• Written problem: Write out the entries below once more, exactly.

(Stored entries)
+++
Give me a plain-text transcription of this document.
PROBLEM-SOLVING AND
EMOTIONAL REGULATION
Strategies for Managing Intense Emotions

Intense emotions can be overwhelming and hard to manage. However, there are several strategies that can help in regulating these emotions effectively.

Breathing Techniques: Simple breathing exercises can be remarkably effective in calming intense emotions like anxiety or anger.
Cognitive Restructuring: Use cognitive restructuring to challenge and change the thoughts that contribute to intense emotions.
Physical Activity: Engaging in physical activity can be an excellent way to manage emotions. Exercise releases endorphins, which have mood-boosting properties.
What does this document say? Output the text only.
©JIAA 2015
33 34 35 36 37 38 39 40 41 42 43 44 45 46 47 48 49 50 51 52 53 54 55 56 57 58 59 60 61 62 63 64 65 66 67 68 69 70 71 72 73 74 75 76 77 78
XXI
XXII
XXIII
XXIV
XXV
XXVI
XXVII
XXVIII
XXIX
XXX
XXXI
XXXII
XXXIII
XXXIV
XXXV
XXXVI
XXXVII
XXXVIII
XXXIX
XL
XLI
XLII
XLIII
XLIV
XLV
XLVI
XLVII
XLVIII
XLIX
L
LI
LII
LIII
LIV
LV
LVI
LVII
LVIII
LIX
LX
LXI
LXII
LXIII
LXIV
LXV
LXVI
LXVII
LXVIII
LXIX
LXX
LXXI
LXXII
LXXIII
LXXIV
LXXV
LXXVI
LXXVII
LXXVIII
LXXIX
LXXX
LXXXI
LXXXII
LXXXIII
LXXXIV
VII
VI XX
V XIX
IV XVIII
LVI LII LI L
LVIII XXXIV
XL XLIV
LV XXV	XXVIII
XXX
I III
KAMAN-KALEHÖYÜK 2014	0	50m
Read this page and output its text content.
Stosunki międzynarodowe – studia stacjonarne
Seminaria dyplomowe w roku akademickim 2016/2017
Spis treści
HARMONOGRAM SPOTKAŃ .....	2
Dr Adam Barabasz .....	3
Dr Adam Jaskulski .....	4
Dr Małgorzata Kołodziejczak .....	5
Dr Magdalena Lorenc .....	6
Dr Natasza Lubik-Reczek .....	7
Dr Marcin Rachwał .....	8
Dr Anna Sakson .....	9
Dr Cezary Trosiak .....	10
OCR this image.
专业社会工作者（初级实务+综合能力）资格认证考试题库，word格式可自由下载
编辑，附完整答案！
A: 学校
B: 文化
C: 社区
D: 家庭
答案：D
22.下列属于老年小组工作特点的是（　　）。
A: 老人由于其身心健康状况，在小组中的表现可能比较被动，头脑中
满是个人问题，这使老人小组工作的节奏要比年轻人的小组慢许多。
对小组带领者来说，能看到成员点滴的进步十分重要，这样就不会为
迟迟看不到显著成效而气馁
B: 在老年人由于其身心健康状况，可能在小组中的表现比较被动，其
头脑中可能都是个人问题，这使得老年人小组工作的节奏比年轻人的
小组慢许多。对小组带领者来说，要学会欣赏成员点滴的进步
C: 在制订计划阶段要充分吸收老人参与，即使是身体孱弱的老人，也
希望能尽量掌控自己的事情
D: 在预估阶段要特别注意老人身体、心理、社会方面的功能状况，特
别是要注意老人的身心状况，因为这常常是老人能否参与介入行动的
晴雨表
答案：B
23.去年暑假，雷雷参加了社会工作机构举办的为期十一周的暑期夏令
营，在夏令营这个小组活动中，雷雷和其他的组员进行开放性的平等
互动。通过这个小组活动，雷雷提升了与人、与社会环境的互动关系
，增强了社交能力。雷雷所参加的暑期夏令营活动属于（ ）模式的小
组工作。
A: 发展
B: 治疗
+++
• Solution below:
Give me a plain-text transcription of this document.
PROBLEM-SOLVING AND
EMOTIONAL REGULATION
Strategies for Managing Intense Emotions

Intense emotions can be overwhelming and hard to manage. However, there are several strategies that can help in regulating these emotions effectively.

Breathing Techniques: Simple breathing exercises can be remarkably effective in calming intense emotions like anxiety or anger.
Cognitive Restructuring: Use cognitive restructuring to challenge and change the thoughts that contribute to intense emotions.
Physical Activity: Engaging in physical activity can be an excellent way to manage emotions. Exercise releases endorphins, which have mood-boosting properties.
What does this document say? Output the text only.
©JIAA 2015
33 34 35 36 37 38 39 40 41 42 43 44 45 46 47 48 49 50 51 52 53 54 55 56 57 58 59 60 61 62 63 64 65 66 67 68 69 70 71 72 73 74 75 76 77 78
XXI
XXII
XXIII
XXIV
XXV
XXVI
XXVII
XXVIII
XXIX
XXX
XXXI
XXXII
XXXIII
XXXIV
XXXV
XXXVI
XXXVII
XXXVIII
XXXIX
XL
XLI
XLII
XLIII
XLIV
XLV
XLVI
XLVII
XLVIII
XLIX
L
LI
LII
LIII
LIV
LV
LVI
LVII
LVIII
LIX
LX
LXI
LXII
LXIII
LXIV
LXV
LXVI
LXVII
LXVIII
LXIX
LXX
LXXI
LXXII
LXXIII
LXXIV
LXXV
LXXVI
LXXVII
LXXVIII
LXXIX
LXXX
LXXXI
LXXXII
LXXXIII
LXXXIV
VII
VI XX
V XIX
IV XVIII
LVI LII LI L
LVIII XXXIV
XL XLIV
LV XXV	XXVIII
XXX
I III
KAMAN-KALEHÖYÜK 2014	0	50m
Read this page and output its text content.
Stosunki międzynarodowe – studia stacjonarne
Seminaria dyplomowe w roku akademickim 2016/2017
Spis treści
HARMONOGRAM SPOTKAŃ .....	2
Dr Adam Barabasz .....	3
Dr Adam Jaskulski .....	4
Dr Małgorzata Kołodziejczak .....	5
Dr Magdalena Lorenc .....	6
Dr Natasza Lubik-Reczek .....	7
Dr Marcin Rachwał .....	8
Dr Anna Sakson .....	9
Dr Cezary Trosiak .....	10
OCR this image.
专业社会工作者（初级实务+综合能力）资格认证考试题库，word格式可自由下载
编辑，附完整答案！
A: 学校
B: 文化
C: 社区
D: 家庭
答案：D
22.下列属于老年小组工作特点的是（　　）。
A: 老人由于其身心健康状况，在小组中的表现可能比较被动，头脑中
满是个人问题，这使老人小组工作的节奏要比年轻人的小组慢许多。
对小组带领者来说，能看到成员点滴的进步十分重要，这样就不会为
迟迟看不到显著成效而气馁
B: 在老年人由于其身心健康状况，可能在小组中的表现比较被动，其
头脑中可能都是个人问题，这使得老年人小组工作的节奏比年轻人的
小组慢许多。对小组带领者来说，要学会欣赏成员点滴的进步
C: 在制订计划阶段要充分吸收老人参与，即使是身体孱弱的老人，也
希望能尽量掌控自己的事情
D: 在预估阶段要特别注意老人身体、心理、社会方面的功能状况，特
别是要注意老人的身心状况，因为这常常是老人能否参与介入行动的
晴雨表
答案：B
23.去年暑假，雷雷参加了社会工作机构举办的为期十一周的暑期夏令
营，在夏令营这个小组活动中，雷雷和其他的组员进行开放性的平等
互动。通过这个小组活动，雷雷提升了与人、与社会环境的互动关系
，增强了社交能力。雷雷所参加的暑期夏令营活动属于（ ）模式的小
组工作。
A: 发展
B: 治疗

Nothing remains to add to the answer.